• Gezeigtes Material:
--
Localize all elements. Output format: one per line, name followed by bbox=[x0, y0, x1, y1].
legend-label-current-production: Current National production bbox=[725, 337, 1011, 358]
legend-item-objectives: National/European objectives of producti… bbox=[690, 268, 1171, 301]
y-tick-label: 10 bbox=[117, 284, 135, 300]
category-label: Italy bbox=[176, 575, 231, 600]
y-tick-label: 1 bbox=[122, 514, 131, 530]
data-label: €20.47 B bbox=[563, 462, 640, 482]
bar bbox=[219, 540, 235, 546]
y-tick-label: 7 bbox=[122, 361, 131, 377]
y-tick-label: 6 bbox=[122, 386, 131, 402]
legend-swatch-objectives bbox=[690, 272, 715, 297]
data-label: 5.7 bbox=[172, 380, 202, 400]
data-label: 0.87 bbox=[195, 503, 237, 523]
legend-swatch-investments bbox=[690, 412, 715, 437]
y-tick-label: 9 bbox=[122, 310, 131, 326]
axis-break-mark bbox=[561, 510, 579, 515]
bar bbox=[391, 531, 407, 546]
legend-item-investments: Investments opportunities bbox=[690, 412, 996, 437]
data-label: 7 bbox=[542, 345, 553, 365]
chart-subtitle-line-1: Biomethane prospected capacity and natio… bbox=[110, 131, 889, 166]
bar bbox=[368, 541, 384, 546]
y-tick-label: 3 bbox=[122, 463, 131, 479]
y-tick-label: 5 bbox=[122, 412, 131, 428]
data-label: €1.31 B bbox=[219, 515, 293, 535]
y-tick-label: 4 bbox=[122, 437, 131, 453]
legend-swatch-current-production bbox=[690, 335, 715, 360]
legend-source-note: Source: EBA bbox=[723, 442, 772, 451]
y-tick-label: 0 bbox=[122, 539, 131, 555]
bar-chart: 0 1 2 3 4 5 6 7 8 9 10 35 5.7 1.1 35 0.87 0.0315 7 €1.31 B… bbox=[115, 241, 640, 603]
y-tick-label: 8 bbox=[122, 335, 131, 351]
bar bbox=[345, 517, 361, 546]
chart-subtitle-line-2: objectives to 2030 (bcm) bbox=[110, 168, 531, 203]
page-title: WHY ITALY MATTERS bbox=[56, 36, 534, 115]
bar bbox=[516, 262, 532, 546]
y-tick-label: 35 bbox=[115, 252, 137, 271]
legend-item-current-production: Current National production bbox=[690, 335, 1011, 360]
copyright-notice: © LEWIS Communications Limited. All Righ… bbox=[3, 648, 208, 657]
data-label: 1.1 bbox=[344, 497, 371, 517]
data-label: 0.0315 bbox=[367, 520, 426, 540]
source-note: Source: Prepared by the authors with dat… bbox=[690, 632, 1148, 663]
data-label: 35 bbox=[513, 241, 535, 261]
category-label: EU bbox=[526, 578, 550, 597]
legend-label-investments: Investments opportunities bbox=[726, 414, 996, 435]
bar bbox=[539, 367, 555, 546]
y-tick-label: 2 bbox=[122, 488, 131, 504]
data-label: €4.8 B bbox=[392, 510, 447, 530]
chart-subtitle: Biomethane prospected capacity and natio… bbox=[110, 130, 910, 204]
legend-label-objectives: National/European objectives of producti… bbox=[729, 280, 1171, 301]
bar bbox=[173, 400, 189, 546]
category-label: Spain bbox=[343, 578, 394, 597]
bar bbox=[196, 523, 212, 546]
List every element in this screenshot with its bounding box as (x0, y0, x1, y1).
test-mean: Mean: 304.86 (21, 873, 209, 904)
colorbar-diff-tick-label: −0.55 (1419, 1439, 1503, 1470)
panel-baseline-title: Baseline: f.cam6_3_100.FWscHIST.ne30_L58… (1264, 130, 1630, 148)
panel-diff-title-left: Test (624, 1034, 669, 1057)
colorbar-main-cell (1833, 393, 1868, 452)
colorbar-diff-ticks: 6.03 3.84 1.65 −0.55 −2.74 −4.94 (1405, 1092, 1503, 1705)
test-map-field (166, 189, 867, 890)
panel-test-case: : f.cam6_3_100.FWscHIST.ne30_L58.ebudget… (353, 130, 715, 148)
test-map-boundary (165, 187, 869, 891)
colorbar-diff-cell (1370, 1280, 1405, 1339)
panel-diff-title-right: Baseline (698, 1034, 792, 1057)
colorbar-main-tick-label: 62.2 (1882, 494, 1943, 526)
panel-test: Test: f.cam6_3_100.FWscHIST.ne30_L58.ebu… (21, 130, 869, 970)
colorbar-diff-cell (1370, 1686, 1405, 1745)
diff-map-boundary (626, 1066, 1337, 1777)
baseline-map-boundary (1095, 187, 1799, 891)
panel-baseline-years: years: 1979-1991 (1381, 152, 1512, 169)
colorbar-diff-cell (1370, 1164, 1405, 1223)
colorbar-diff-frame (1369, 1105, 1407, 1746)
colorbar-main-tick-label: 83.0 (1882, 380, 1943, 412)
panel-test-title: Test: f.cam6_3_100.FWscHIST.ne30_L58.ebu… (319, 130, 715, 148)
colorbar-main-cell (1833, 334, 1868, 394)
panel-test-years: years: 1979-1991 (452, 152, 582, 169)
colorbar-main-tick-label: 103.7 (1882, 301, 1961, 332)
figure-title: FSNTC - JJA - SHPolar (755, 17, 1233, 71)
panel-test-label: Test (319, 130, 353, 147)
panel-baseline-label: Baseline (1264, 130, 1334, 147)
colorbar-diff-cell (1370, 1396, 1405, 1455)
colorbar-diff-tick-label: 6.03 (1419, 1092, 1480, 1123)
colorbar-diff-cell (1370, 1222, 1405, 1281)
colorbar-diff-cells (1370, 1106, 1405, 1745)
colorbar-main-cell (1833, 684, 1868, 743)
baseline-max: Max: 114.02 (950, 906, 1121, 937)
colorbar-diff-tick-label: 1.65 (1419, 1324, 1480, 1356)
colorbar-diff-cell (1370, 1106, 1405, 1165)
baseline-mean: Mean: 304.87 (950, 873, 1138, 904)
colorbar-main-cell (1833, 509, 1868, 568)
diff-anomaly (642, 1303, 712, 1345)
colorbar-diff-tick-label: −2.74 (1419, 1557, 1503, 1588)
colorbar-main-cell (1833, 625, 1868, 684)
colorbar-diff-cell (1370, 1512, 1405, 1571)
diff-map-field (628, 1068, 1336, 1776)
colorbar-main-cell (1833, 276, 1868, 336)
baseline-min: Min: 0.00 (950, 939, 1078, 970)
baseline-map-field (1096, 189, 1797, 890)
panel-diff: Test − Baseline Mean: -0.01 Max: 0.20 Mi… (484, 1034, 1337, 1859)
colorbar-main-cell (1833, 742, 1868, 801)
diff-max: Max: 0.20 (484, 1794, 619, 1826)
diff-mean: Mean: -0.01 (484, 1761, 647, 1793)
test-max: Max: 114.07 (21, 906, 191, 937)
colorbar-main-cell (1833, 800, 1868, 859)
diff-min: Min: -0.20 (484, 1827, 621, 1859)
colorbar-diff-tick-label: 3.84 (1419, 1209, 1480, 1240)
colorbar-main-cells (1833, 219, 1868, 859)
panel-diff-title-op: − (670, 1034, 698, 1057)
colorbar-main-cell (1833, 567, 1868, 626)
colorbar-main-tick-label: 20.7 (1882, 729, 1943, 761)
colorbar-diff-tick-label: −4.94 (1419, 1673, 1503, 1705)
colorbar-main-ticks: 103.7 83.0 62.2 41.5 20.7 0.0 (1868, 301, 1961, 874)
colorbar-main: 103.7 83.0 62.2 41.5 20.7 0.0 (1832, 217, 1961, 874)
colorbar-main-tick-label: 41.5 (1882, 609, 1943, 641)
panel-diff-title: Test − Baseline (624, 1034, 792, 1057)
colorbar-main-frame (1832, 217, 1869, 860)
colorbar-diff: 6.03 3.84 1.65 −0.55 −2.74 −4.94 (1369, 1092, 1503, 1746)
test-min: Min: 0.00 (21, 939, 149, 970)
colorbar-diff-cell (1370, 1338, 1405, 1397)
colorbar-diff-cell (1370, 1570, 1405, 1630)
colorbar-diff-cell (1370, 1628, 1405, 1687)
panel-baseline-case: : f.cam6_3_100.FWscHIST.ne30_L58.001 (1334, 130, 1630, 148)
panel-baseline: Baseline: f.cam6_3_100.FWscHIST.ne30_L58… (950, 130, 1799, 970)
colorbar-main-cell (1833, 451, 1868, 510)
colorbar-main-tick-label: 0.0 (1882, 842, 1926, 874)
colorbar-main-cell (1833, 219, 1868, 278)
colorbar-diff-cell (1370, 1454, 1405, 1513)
--
Aktualisiere die Einträge, beginnend mit der ersten Zeile und endend nach der Zeile mit „data-label: 5.7 bbox=[172, 380, 202, 400]“: Ersetze darin „Localize“ durch „Identify“ und gib nur diese Zeilen sonst unverändert wieder.

Identify all elements. Output format: one per line, name followed by bbox=[x0, y0, x1, y1].
legend-label-current-production: Current National production bbox=[725, 337, 1011, 358]
legend-item-objectives: National/European objectives of producti… bbox=[690, 268, 1171, 301]
y-tick-label: 10 bbox=[117, 284, 135, 300]
category-label: Italy bbox=[176, 575, 231, 600]
y-tick-label: 1 bbox=[122, 514, 131, 530]
data-label: €20.47 B bbox=[563, 462, 640, 482]
bar bbox=[219, 540, 235, 546]
y-tick-label: 7 bbox=[122, 361, 131, 377]
y-tick-label: 6 bbox=[122, 386, 131, 402]
legend-swatch-objectives bbox=[690, 272, 715, 297]
data-label: 5.7 bbox=[172, 380, 202, 400]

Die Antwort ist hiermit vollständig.